* _Instructions for the task_
Reproduce all entries word for word.

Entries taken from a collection
►
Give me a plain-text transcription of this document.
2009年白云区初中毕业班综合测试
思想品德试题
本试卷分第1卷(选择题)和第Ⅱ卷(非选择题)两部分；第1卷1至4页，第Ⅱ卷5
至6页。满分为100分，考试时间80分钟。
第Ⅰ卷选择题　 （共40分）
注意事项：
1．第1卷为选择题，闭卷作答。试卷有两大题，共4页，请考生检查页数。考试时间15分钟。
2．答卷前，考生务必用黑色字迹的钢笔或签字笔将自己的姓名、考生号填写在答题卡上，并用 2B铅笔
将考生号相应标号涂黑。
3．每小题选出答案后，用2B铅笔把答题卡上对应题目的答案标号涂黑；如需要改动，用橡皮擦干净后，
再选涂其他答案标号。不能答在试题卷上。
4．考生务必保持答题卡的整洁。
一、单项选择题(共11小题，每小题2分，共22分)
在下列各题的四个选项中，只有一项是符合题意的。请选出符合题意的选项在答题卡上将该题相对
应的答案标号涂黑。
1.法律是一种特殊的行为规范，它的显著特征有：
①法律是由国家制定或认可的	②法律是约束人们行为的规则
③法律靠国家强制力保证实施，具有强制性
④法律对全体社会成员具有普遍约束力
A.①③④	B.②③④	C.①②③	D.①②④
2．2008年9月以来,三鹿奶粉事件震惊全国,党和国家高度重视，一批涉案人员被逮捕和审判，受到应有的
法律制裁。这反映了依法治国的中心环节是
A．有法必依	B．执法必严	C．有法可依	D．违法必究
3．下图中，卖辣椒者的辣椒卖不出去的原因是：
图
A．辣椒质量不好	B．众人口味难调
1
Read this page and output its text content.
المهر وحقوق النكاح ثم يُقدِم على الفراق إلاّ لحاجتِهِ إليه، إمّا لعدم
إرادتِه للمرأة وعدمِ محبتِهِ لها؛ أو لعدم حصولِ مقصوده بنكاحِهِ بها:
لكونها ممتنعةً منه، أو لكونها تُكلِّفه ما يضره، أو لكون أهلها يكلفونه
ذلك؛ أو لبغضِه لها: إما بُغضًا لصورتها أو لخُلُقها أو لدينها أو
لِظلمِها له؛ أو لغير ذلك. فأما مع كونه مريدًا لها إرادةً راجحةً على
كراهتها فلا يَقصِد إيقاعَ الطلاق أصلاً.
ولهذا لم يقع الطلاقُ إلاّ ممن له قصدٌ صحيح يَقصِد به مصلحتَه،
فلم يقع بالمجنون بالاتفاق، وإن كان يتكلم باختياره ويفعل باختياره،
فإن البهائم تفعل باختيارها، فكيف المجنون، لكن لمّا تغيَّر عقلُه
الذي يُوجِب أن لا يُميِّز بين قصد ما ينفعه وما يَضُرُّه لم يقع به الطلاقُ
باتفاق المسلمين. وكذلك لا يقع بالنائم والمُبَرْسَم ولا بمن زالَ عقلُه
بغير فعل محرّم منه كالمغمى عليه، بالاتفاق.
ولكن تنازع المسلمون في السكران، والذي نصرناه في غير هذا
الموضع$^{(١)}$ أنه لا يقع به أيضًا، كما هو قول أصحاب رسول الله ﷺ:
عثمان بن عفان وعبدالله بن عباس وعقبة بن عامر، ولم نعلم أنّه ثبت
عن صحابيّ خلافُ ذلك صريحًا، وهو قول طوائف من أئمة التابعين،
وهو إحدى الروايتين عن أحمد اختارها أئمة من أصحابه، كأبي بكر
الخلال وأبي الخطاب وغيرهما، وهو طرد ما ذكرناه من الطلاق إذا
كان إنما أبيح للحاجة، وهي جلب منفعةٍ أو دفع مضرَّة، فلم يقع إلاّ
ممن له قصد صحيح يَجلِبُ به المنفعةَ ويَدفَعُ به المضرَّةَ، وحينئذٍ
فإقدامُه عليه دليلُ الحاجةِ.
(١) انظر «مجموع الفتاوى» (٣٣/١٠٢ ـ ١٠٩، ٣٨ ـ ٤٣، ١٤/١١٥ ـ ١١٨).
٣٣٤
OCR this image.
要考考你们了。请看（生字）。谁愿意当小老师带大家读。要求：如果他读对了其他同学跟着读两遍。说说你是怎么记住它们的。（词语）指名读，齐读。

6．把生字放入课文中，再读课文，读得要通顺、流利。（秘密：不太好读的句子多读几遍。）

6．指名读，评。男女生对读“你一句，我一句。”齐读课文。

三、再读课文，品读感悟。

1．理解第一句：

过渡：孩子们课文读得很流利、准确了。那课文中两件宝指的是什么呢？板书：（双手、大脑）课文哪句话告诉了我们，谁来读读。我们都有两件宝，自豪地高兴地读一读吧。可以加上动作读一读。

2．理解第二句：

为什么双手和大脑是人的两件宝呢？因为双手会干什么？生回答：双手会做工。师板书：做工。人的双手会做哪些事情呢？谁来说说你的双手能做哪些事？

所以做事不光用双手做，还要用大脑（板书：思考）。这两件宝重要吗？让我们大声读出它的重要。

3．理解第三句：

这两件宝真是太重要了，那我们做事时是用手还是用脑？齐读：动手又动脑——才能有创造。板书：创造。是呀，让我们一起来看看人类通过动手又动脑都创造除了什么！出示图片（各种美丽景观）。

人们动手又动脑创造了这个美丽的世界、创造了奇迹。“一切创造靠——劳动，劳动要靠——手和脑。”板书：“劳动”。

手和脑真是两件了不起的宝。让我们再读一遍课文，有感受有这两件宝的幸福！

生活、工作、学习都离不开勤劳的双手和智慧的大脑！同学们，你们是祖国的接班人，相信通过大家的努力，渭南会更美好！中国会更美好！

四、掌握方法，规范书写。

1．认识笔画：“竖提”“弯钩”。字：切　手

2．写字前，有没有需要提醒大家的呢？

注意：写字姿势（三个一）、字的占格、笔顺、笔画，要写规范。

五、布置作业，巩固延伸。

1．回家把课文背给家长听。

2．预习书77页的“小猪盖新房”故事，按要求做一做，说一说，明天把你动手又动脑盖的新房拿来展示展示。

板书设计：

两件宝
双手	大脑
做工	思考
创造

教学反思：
◄
* _Solution to this problem_
Give me a plain-text transcription of this document.
2009年白云区初中毕业班综合测试
思想品德试题
本试卷分第1卷(选择题)和第Ⅱ卷(非选择题)两部分；第1卷1至4页，第Ⅱ卷5
至6页。满分为100分，考试时间80分钟。
第Ⅰ卷选择题　 （共40分）
注意事项：
1．第1卷为选择题，闭卷作答。试卷有两大题，共4页，请考生检查页数。考试时间15分钟。
2．答卷前，考生务必用黑色字迹的钢笔或签字笔将自己的姓名、考生号填写在答题卡上，并用 2B铅笔
将考生号相应标号涂黑。
3．每小题选出答案后，用2B铅笔把答题卡上对应题目的答案标号涂黑；如需要改动，用橡皮擦干净后，
再选涂其他答案标号。不能答在试题卷上。
4．考生务必保持答题卡的整洁。
一、单项选择题(共11小题，每小题2分，共22分)
在下列各题的四个选项中，只有一项是符合题意的。请选出符合题意的选项在答题卡上将该题相对
应的答案标号涂黑。
1.法律是一种特殊的行为规范，它的显著特征有：
①法律是由国家制定或认可的	②法律是约束人们行为的规则
③法律靠国家强制力保证实施，具有强制性
④法律对全体社会成员具有普遍约束力
A.①③④	B.②③④	C.①②③	D.①②④
2．2008年9月以来,三鹿奶粉事件震惊全国,党和国家高度重视，一批涉案人员被逮捕和审判，受到应有的
法律制裁。这反映了依法治国的中心环节是
A．有法必依	B．执法必严	C．有法可依	D．违法必究
3．下图中，卖辣椒者的辣椒卖不出去的原因是：
图
A．辣椒质量不好	B．众人口味难调
1
Read this page and output its text content.
المهر وحقوق النكاح ثم يُقدِم على الفراق إلاّ لحاجتِهِ إليه، إمّا لعدم
إرادتِه للمرأة وعدمِ محبتِهِ لها؛ أو لعدم حصولِ مقصوده بنكاحِهِ بها:
لكونها ممتنعةً منه، أو لكونها تُكلِّفه ما يضره، أو لكون أهلها يكلفونه
ذلك؛ أو لبغضِه لها: إما بُغضًا لصورتها أو لخُلُقها أو لدينها أو
لِظلمِها له؛ أو لغير ذلك. فأما مع كونه مريدًا لها إرادةً راجحةً على
كراهتها فلا يَقصِد إيقاعَ الطلاق أصلاً.
ولهذا لم يقع الطلاقُ إلاّ ممن له قصدٌ صحيح يَقصِد به مصلحتَه،
فلم يقع بالمجنون بالاتفاق، وإن كان يتكلم باختياره ويفعل باختياره،
فإن البهائم تفعل باختيارها، فكيف المجنون، لكن لمّا تغيَّر عقلُه
الذي يُوجِب أن لا يُميِّز بين قصد ما ينفعه وما يَضُرُّه لم يقع به الطلاقُ
باتفاق المسلمين. وكذلك لا يقع بالنائم والمُبَرْسَم ولا بمن زالَ عقلُه
بغير فعل محرّم منه كالمغمى عليه، بالاتفاق.
ولكن تنازع المسلمون في السكران، والذي نصرناه في غير هذا
الموضع$^{(١)}$ أنه لا يقع به أيضًا، كما هو قول أصحاب رسول الله ﷺ:
عثمان بن عفان وعبدالله بن عباس وعقبة بن عامر، ولم نعلم أنّه ثبت
عن صحابيّ خلافُ ذلك صريحًا، وهو قول طوائف من أئمة التابعين،
وهو إحدى الروايتين عن أحمد اختارها أئمة من أصحابه، كأبي بكر
الخلال وأبي الخطاب وغيرهما، وهو طرد ما ذكرناه من الطلاق إذا
كان إنما أبيح للحاجة، وهي جلب منفعةٍ أو دفع مضرَّة، فلم يقع إلاّ
ممن له قصد صحيح يَجلِبُ به المنفعةَ ويَدفَعُ به المضرَّةَ، وحينئذٍ
فإقدامُه عليه دليلُ الحاجةِ.
(١) انظر «مجموع الفتاوى» (٣٣/١٠٢ ـ ١٠٩، ٣٨ ـ ٤٣، ١٤/١١٥ ـ ١١٨).
٣٣٤
OCR this image.
要考考你们了。请看（生字）。谁愿意当小老师带大家读。要求：如果他读对了其他同学跟着读两遍。说说你是怎么记住它们的。（词语）指名读，齐读。

6．把生字放入课文中，再读课文，读得要通顺、流利。（秘密：不太好读的句子多读几遍。）

6．指名读，评。男女生对读“你一句，我一句。”齐读课文。

三、再读课文，品读感悟。

1．理解第一句：

过渡：孩子们课文读得很流利、准确了。那课文中两件宝指的是什么呢？板书：（双手、大脑）课文哪句话告诉了我们，谁来读读。我们都有两件宝，自豪地高兴地读一读吧。可以加上动作读一读。

2．理解第二句：

为什么双手和大脑是人的两件宝呢？因为双手会干什么？生回答：双手会做工。师板书：做工。人的双手会做哪些事情呢？谁来说说你的双手能做哪些事？

所以做事不光用双手做，还要用大脑（板书：思考）。这两件宝重要吗？让我们大声读出它的重要。

3．理解第三句：

这两件宝真是太重要了，那我们做事时是用手还是用脑？齐读：动手又动脑——才能有创造。板书：创造。是呀，让我们一起来看看人类通过动手又动脑都创造除了什么！出示图片（各种美丽景观）。

人们动手又动脑创造了这个美丽的世界、创造了奇迹。“一切创造靠——劳动，劳动要靠——手和脑。”板书：“劳动”。

手和脑真是两件了不起的宝。让我们再读一遍课文，有感受有这两件宝的幸福！

生活、工作、学习都离不开勤劳的双手和智慧的大脑！同学们，你们是祖国的接班人，相信通过大家的努力，渭南会更美好！中国会更美好！

四、掌握方法，规范书写。

1．认识笔画：“竖提”“弯钩”。字：切　手

2．写字前，有没有需要提醒大家的呢？

注意：写字姿势（三个一）、字的占格、笔顺、笔画，要写规范。

五、布置作业，巩固延伸。

1．回家把课文背给家长听。

2．预习书77页的“小猪盖新房”故事，按要求做一做，说一说，明天把你动手又动脑盖的新房拿来展示展示。

板书设计：

两件宝
双手	大脑
做工	思考
创造

教学反思：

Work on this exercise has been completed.